[WHAT TO PRODUCE]: Take every line from the listing below that includes "NJCAA" and copy it.

[MATERIAL FOR THE TASK]:

○ ○ ○ ○ ○ ○ ○

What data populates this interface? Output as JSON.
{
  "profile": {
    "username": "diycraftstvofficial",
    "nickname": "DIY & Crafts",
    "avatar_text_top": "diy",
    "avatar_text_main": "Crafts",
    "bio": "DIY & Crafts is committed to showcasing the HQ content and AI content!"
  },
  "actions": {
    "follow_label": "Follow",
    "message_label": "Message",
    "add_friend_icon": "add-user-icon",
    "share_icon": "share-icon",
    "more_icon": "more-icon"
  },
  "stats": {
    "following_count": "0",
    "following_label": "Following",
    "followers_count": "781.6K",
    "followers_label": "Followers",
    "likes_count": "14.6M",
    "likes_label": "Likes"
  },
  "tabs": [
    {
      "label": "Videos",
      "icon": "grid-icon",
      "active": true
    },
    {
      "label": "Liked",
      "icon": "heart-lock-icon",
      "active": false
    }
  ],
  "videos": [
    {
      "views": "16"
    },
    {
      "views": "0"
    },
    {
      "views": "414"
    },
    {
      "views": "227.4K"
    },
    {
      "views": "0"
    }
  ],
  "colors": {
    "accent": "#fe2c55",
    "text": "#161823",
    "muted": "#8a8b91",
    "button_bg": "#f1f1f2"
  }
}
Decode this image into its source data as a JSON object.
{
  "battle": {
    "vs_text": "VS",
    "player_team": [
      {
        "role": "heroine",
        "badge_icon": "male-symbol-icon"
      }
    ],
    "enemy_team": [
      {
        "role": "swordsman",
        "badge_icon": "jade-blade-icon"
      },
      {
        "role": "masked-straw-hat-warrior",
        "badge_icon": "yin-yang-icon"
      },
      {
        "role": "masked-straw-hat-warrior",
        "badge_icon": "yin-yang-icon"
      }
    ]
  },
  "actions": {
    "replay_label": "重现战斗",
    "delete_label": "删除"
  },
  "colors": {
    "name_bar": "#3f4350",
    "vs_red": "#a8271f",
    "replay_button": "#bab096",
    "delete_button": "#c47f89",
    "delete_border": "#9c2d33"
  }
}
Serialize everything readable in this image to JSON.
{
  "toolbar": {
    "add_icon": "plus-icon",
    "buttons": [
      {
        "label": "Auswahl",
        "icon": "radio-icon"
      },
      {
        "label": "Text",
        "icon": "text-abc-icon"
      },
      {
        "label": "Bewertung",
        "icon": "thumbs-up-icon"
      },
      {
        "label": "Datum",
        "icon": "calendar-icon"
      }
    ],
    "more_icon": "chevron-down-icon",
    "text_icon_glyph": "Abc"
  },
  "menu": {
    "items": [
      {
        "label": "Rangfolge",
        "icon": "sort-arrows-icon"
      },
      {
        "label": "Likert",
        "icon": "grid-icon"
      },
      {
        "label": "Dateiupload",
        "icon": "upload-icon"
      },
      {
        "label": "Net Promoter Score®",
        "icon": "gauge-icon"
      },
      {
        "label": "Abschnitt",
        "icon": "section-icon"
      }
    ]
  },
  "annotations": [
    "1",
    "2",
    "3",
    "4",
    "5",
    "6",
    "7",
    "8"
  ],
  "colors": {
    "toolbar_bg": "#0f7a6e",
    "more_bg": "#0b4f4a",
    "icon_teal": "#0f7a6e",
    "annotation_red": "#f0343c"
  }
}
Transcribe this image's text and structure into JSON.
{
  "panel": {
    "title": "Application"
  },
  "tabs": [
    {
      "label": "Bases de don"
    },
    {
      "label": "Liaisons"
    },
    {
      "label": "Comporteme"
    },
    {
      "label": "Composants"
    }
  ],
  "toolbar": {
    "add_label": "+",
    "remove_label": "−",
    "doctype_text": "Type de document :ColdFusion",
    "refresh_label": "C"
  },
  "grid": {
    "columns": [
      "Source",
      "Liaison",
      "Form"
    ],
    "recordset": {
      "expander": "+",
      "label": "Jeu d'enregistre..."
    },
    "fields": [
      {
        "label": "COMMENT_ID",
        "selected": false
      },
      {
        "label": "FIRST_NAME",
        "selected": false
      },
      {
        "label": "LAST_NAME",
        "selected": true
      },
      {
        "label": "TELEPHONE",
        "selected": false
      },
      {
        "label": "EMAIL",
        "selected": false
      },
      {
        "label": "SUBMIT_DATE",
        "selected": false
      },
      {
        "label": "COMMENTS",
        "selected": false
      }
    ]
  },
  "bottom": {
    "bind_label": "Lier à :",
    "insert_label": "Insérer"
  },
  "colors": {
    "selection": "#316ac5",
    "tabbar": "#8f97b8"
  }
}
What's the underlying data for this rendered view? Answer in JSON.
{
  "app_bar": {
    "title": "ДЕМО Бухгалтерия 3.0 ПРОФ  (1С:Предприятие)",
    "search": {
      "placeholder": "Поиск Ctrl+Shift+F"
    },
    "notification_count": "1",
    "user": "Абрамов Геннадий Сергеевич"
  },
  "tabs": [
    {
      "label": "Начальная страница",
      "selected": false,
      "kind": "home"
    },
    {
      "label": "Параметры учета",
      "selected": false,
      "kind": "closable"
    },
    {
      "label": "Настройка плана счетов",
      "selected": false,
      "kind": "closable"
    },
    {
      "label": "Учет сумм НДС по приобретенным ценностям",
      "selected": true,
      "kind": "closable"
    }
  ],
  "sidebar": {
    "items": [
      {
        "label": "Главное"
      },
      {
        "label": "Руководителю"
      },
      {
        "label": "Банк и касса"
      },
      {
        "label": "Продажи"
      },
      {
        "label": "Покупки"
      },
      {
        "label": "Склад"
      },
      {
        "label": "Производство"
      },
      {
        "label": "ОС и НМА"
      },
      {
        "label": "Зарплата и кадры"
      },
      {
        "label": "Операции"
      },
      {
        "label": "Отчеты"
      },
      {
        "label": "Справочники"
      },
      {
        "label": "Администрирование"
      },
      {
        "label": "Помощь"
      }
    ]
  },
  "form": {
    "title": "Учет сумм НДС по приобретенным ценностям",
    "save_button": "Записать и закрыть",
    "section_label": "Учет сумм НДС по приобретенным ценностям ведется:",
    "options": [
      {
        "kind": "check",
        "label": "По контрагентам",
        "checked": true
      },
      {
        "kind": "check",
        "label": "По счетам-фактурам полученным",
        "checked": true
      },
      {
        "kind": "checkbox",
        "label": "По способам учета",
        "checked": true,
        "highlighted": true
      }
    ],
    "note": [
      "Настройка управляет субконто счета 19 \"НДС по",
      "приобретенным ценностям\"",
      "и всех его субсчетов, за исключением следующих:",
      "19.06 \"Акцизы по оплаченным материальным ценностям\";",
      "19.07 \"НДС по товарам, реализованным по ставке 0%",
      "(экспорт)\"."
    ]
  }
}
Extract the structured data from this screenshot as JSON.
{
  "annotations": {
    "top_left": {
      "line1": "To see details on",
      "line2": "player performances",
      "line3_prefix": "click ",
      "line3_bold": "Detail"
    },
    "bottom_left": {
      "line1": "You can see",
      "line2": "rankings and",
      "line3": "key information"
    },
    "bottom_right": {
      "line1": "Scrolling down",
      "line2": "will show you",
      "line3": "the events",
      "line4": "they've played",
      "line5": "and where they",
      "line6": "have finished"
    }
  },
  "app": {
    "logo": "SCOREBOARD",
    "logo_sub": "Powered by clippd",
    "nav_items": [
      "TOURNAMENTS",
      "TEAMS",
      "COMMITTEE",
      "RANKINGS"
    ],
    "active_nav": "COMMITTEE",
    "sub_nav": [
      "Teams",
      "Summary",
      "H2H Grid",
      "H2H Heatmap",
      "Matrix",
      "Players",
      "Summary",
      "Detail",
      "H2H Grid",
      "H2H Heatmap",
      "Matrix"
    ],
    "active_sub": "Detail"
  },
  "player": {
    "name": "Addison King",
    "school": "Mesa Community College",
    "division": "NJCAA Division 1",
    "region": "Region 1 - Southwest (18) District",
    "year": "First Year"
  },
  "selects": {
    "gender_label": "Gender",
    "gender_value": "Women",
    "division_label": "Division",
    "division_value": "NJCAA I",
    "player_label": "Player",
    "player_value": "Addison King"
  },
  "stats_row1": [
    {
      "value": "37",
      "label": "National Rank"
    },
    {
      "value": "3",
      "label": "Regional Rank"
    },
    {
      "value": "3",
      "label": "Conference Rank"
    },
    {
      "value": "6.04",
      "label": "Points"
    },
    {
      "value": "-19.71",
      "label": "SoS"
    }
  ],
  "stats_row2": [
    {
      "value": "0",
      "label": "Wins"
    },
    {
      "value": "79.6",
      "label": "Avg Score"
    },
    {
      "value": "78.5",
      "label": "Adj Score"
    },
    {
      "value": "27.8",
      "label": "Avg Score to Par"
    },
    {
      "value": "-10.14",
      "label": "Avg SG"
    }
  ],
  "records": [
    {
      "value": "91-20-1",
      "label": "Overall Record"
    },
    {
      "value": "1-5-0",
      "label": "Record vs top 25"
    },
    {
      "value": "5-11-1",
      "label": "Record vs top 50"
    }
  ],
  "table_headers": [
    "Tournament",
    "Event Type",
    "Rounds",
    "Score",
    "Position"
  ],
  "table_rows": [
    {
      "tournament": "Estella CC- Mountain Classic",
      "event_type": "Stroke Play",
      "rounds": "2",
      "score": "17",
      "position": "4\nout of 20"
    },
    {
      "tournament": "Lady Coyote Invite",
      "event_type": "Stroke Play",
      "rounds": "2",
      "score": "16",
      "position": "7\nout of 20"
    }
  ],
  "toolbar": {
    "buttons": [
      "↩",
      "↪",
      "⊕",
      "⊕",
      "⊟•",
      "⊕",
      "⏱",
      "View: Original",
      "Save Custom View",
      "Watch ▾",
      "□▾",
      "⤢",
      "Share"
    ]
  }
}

○ ○ ○ ○ ○ ○ ○

[FULL OUTPUT]:
    "division": "NJCAA Division 1",
    "division_value": "NJCAA I",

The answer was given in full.